◆ **Your goal**
Copy out every line in the entries below that includes "³mol".

◆ **The records**

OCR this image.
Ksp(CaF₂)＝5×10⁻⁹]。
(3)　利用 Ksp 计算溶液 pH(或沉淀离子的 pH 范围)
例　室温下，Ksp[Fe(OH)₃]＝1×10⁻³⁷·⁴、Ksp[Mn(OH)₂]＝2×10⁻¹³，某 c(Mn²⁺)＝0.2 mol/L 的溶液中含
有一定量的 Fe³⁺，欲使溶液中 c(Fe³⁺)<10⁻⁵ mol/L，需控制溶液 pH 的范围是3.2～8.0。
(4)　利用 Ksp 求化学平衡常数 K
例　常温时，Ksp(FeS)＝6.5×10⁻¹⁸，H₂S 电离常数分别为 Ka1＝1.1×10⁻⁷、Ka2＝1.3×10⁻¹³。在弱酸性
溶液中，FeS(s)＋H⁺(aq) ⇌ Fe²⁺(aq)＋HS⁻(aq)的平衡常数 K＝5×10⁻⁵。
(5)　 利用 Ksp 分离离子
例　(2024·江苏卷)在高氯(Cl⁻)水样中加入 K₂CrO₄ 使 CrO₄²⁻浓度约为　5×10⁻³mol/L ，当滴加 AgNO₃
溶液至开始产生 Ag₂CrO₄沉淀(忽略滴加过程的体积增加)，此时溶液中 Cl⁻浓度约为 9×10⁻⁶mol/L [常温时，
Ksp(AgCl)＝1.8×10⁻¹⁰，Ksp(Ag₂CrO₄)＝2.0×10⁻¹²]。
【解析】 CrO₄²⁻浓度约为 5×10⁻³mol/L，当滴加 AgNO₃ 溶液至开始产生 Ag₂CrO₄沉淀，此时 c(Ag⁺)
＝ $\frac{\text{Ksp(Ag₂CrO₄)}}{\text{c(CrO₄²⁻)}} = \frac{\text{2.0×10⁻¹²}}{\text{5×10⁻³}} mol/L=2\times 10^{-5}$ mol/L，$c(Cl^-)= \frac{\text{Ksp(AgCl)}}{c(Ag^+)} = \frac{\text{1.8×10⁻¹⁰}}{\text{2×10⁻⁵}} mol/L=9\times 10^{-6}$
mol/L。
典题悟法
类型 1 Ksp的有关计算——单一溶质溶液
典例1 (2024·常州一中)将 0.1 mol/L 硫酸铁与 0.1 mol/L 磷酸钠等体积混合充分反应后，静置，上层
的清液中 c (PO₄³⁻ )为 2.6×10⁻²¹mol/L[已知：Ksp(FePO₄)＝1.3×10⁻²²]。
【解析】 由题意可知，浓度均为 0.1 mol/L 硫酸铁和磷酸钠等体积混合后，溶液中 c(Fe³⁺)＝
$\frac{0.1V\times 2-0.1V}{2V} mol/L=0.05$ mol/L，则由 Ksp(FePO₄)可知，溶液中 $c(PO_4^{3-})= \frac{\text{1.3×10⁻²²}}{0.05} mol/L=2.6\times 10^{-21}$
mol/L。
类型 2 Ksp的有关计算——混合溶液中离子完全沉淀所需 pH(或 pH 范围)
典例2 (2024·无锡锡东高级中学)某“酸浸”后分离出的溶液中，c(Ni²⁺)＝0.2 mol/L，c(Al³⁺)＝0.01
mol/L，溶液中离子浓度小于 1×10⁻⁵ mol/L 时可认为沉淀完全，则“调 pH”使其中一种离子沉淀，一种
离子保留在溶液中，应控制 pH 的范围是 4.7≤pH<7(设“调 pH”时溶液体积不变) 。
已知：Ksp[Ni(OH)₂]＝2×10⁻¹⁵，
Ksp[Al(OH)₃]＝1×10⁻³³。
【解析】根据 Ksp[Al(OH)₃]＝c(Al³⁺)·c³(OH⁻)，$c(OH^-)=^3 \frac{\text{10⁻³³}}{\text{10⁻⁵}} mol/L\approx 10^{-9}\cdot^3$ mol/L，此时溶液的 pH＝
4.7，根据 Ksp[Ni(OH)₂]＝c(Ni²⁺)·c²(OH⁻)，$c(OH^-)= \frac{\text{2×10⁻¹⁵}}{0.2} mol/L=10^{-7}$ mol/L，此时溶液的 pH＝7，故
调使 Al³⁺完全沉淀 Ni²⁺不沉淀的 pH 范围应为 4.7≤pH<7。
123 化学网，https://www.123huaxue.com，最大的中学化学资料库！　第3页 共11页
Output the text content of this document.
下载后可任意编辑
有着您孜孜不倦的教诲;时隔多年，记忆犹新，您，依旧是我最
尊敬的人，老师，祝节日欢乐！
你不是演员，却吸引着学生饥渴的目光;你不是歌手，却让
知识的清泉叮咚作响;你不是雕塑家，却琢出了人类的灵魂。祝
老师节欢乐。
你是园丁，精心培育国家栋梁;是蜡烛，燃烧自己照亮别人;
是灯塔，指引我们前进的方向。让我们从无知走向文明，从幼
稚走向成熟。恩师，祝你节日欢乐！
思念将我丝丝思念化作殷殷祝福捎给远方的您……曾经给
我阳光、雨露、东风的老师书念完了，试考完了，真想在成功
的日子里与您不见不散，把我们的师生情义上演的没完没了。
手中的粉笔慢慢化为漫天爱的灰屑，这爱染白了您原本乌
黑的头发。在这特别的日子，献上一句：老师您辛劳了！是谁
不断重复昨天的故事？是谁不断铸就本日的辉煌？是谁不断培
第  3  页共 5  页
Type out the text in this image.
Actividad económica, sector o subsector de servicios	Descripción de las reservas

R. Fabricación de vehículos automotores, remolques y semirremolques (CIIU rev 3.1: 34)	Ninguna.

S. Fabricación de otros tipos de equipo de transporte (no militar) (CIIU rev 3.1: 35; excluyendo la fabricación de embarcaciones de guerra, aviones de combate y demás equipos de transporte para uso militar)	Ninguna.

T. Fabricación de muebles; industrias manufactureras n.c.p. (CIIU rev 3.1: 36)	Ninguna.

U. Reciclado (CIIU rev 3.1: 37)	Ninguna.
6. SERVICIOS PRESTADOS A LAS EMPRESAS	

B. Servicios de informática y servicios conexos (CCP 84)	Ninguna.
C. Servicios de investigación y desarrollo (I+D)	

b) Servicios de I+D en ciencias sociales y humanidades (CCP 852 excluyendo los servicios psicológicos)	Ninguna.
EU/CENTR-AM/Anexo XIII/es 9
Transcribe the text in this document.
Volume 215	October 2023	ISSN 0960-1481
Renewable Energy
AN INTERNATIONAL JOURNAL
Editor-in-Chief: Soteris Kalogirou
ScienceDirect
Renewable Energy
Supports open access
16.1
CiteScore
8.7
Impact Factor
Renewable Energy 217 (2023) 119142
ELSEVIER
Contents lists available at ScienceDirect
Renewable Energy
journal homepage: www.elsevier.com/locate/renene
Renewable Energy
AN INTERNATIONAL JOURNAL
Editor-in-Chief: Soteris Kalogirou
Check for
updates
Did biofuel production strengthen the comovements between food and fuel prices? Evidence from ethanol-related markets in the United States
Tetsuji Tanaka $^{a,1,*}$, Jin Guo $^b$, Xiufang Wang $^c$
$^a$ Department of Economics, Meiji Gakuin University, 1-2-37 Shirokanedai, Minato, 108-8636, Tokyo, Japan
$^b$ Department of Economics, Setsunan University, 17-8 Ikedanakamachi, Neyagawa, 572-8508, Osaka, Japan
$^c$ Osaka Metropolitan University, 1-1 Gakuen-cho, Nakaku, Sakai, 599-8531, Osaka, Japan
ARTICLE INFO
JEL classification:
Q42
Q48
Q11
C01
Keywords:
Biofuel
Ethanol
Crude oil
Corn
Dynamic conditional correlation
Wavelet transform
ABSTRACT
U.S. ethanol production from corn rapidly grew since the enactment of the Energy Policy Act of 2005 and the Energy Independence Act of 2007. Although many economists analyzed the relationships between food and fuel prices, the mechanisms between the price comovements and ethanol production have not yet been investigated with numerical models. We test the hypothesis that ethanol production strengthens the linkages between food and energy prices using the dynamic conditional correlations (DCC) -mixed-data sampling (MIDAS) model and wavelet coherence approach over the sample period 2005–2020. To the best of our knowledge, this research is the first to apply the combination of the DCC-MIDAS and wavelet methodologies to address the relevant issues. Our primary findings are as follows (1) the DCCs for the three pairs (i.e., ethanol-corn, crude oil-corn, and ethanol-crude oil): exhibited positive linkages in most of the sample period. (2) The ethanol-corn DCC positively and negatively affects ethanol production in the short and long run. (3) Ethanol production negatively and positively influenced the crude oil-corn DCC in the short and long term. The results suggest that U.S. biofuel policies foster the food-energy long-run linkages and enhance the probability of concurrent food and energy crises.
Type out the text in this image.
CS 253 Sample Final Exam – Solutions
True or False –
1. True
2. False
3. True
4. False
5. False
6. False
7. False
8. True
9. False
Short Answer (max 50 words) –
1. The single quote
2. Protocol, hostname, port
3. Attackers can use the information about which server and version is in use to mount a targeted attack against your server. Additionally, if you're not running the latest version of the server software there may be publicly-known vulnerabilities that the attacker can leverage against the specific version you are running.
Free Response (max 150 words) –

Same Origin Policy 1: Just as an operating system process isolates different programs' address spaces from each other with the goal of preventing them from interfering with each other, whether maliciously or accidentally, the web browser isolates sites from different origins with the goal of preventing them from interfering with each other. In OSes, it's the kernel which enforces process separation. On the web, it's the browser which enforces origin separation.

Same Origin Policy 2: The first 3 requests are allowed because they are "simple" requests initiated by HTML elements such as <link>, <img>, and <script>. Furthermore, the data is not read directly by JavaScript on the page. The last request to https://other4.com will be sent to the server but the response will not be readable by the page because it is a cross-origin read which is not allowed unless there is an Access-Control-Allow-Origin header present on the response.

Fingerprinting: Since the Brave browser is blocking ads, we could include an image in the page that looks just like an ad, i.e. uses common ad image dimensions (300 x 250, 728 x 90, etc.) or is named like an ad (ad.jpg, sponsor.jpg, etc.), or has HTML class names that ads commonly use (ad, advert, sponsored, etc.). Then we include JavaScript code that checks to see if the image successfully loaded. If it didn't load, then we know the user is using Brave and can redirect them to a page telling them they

◆ **Result below**
例　(2024·江苏卷)在高氯(Cl⁻)水样中加入 K₂CrO₄ 使 CrO₄²⁻浓度约为　5×10⁻³mol/L ，当滴加 AgNO₃
【解析】 CrO₄²⁻浓度约为 5×10⁻³mol/L，当滴加 AgNO₃ 溶液至开始产生 Ag₂CrO₄沉淀，此时 c(Ag⁺)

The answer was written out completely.